## [STATED TASK]
Say how many lines contain "niños", using only the number.

+---+

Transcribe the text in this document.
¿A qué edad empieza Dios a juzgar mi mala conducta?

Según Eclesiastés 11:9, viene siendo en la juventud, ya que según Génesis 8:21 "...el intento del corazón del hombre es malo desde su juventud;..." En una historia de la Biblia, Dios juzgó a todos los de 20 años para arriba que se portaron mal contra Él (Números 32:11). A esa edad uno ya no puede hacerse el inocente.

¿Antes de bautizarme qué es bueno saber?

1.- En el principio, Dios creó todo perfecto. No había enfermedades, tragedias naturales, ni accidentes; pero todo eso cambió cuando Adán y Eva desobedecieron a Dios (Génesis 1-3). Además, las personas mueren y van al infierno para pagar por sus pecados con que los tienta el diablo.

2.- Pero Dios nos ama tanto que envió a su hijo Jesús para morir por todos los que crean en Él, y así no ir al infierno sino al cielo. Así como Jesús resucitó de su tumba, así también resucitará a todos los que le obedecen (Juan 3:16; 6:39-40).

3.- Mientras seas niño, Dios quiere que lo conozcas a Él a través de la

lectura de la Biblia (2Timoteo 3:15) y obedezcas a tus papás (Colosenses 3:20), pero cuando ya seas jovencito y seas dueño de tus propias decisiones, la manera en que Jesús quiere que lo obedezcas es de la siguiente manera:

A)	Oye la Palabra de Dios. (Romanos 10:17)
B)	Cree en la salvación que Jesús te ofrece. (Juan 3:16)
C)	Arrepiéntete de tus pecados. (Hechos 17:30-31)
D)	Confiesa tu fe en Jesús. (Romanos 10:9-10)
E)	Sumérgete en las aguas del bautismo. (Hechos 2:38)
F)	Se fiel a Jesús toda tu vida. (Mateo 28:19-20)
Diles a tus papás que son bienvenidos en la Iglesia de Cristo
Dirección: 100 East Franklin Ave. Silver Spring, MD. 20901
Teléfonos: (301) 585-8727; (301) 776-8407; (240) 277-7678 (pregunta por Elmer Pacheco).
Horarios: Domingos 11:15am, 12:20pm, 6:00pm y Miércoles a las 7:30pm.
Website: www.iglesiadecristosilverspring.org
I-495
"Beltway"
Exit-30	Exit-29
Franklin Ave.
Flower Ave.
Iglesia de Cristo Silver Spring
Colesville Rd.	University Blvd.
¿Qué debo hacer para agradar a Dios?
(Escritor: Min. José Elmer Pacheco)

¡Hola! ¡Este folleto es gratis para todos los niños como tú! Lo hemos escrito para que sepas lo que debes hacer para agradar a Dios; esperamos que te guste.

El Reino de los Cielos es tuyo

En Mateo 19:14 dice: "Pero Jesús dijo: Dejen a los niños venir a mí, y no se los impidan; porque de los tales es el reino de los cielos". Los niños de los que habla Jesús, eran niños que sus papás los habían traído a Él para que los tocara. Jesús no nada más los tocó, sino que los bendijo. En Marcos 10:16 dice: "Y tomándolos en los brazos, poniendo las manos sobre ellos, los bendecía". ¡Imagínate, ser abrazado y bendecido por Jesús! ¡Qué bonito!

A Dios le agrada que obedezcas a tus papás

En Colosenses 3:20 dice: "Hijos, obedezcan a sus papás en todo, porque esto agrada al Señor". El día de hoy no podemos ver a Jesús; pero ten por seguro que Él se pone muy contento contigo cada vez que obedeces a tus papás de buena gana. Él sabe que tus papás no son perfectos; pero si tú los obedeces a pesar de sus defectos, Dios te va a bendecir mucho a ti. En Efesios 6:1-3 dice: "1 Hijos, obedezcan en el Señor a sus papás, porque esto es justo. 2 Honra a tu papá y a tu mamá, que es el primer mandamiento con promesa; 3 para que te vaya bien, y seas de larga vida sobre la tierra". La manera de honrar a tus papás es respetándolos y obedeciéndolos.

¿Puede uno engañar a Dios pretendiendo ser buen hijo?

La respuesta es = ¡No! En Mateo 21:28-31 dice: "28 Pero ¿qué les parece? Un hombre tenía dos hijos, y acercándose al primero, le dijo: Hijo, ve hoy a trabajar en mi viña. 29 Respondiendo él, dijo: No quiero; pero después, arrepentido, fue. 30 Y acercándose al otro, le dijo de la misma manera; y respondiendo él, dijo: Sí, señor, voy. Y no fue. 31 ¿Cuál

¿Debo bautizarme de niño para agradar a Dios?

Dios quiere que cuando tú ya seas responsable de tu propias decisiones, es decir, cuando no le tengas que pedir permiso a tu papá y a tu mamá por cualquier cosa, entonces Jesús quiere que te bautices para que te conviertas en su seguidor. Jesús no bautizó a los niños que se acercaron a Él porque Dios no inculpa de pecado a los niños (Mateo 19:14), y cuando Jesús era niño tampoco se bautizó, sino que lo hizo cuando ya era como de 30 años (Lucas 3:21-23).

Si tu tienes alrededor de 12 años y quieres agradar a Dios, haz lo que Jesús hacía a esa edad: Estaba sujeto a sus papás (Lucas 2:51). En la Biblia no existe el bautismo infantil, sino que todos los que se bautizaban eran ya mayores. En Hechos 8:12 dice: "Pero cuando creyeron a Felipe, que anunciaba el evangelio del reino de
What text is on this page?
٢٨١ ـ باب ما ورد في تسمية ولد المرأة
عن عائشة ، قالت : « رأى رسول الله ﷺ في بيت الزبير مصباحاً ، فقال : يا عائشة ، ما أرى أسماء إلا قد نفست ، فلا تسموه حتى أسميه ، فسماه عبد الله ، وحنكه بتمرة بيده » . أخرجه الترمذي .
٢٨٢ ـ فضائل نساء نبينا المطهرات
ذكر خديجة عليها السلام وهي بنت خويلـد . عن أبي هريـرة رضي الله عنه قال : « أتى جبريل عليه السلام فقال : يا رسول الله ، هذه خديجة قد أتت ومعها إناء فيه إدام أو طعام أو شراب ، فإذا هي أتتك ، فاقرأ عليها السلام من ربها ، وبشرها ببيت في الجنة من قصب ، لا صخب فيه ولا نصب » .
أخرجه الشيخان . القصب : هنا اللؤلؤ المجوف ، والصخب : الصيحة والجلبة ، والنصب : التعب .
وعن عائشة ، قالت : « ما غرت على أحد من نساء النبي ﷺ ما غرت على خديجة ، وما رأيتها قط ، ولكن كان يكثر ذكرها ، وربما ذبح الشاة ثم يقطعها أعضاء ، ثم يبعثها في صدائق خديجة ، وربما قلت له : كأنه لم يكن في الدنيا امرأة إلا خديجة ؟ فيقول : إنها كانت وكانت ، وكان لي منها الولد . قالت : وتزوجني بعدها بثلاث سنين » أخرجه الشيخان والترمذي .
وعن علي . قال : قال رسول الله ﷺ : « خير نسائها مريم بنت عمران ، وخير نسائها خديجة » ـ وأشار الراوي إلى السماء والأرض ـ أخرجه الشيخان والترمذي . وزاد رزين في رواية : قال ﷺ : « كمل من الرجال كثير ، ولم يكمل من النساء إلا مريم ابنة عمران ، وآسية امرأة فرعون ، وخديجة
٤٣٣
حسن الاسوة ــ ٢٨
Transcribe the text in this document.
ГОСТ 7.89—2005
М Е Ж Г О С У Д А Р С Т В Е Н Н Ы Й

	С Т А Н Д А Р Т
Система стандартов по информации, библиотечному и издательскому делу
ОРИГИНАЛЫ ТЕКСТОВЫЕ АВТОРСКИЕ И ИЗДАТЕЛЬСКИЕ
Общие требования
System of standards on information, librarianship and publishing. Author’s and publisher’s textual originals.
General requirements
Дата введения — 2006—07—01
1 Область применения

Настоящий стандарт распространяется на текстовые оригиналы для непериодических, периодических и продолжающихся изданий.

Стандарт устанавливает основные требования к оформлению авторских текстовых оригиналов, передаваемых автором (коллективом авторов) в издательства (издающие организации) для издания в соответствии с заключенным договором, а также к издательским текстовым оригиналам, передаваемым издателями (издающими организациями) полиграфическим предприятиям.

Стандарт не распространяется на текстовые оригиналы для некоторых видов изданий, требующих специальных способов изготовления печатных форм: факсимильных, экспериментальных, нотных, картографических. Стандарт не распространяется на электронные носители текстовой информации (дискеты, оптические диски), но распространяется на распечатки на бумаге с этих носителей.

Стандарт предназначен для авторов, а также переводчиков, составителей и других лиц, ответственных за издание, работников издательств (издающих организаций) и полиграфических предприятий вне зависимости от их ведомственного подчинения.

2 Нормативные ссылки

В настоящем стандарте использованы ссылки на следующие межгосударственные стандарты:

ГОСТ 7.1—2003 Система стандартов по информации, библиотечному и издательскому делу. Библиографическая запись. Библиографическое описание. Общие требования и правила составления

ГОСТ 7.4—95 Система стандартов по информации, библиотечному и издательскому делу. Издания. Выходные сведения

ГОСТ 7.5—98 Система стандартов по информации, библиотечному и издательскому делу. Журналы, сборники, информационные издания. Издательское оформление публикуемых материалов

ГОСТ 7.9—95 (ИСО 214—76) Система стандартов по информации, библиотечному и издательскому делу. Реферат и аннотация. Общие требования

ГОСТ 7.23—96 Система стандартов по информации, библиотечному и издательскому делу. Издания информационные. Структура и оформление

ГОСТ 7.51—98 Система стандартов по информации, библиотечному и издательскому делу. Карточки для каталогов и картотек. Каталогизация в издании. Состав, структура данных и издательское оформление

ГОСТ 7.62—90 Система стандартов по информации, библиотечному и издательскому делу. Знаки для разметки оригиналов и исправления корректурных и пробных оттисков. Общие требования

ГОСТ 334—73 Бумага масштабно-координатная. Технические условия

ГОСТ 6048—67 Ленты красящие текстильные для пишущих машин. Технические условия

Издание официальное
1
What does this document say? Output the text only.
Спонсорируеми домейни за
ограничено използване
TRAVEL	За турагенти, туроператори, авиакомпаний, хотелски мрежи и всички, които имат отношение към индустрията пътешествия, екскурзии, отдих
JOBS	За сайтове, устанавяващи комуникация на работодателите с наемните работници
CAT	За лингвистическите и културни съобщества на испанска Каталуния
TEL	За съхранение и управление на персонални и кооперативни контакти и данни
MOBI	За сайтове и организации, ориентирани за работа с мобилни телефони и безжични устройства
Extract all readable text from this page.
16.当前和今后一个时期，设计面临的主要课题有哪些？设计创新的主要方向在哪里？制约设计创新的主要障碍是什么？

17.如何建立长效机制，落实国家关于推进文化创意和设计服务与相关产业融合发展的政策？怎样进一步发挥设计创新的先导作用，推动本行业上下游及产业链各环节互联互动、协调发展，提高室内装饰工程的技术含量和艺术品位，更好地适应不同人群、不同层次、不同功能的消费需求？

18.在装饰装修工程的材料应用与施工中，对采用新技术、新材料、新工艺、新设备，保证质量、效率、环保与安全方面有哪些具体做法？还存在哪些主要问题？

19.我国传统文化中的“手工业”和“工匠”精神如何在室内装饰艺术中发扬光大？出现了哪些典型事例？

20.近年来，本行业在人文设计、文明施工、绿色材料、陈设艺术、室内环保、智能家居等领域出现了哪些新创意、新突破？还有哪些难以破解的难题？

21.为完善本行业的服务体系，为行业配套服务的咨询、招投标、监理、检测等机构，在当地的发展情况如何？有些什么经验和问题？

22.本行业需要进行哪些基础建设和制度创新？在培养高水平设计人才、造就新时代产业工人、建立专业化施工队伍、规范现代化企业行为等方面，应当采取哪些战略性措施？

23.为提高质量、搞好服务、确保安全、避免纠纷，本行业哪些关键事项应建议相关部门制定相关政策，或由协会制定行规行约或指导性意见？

+---+

## [RESPONSE TO THE TASK]
3